- WHAT TO PRODUCE:
Transcribe the records below exactly as they appear.

A run of records
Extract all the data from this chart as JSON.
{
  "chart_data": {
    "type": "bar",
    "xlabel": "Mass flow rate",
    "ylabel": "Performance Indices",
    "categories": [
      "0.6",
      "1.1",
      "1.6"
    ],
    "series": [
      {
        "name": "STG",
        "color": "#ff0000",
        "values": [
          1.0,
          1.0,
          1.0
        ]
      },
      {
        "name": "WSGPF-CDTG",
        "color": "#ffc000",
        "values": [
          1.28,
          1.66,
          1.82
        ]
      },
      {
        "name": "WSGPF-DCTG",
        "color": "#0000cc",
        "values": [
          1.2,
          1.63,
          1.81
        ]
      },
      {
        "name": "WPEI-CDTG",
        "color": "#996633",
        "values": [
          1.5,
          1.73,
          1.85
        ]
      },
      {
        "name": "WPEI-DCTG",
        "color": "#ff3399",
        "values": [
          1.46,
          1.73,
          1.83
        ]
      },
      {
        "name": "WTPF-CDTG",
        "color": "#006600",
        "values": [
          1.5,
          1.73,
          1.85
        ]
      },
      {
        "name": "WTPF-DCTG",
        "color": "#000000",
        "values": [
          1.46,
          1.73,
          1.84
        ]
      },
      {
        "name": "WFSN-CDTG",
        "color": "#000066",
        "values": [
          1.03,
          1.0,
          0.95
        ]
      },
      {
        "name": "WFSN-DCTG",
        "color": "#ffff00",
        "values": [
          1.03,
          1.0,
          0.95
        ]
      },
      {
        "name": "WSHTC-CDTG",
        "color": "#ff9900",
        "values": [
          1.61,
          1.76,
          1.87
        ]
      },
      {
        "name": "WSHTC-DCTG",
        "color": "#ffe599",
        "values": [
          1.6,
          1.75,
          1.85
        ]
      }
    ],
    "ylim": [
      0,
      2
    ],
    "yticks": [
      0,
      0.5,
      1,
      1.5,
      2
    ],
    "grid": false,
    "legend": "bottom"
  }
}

- EXERCISE RESPONSE:
Extract all the data from this chart as JSON.
{
  "chart_data": {
    "type": "bar",
    "xlabel": "Mass flow rate",
    "ylabel": "Performance Indices",
    "categories": [
      "0.6",
      "1.1",
      "1.6"
    ],
    "series": [
      {
        "name": "STG",
        "color": "#ff0000",
        "values": [
          1.0,
          1.0,
          1.0
        ]
      },
      {
        "name": "WSGPF-CDTG",
        "color": "#ffc000",
        "values": [
          1.28,
          1.66,
          1.82
        ]
      },
      {
        "name": "WSGPF-DCTG",
        "color": "#0000cc",
        "values": [
          1.2,
          1.63,
          1.81
        ]
      },
      {
        "name": "WPEI-CDTG",
        "color": "#996633",
        "values": [
          1.5,
          1.73,
          1.85
        ]
      },
      {
        "name": "WPEI-DCTG",
        "color": "#ff3399",
        "values": [
          1.46,
          1.73,
          1.83
        ]
      },
      {
        "name": "WTPF-CDTG",
        "color": "#006600",
        "values": [
          1.5,
          1.73,
          1.85
        ]
      },
      {
        "name": "WTPF-DCTG",
        "color": "#000000",
        "values": [
          1.46,
          1.73,
          1.84
        ]
      },
      {
        "name": "WFSN-CDTG",
        "color": "#000066",
        "values": [
          1.03,
          1.0,
          0.95
        ]
      },
      {
        "name": "WFSN-DCTG",
        "color": "#ffff00",
        "values": [
          1.03,
          1.0,
          0.95
        ]
      },
      {
        "name": "WSHTC-CDTG",
        "color": "#ff9900",
        "values": [
          1.61,
          1.76,
          1.87
        ]
      },
      {
        "name": "WSHTC-DCTG",
        "color": "#ffe599",
        "values": [
          1.6,
          1.75,
          1.85
        ]
      }
    ],
    "ylim": [
      0,
      2
    ],
    "yticks": [
      0,
      0.5,
      1,
      1.5,
      2
    ],
    "grid": false,
    "legend": "bottom"
  }
}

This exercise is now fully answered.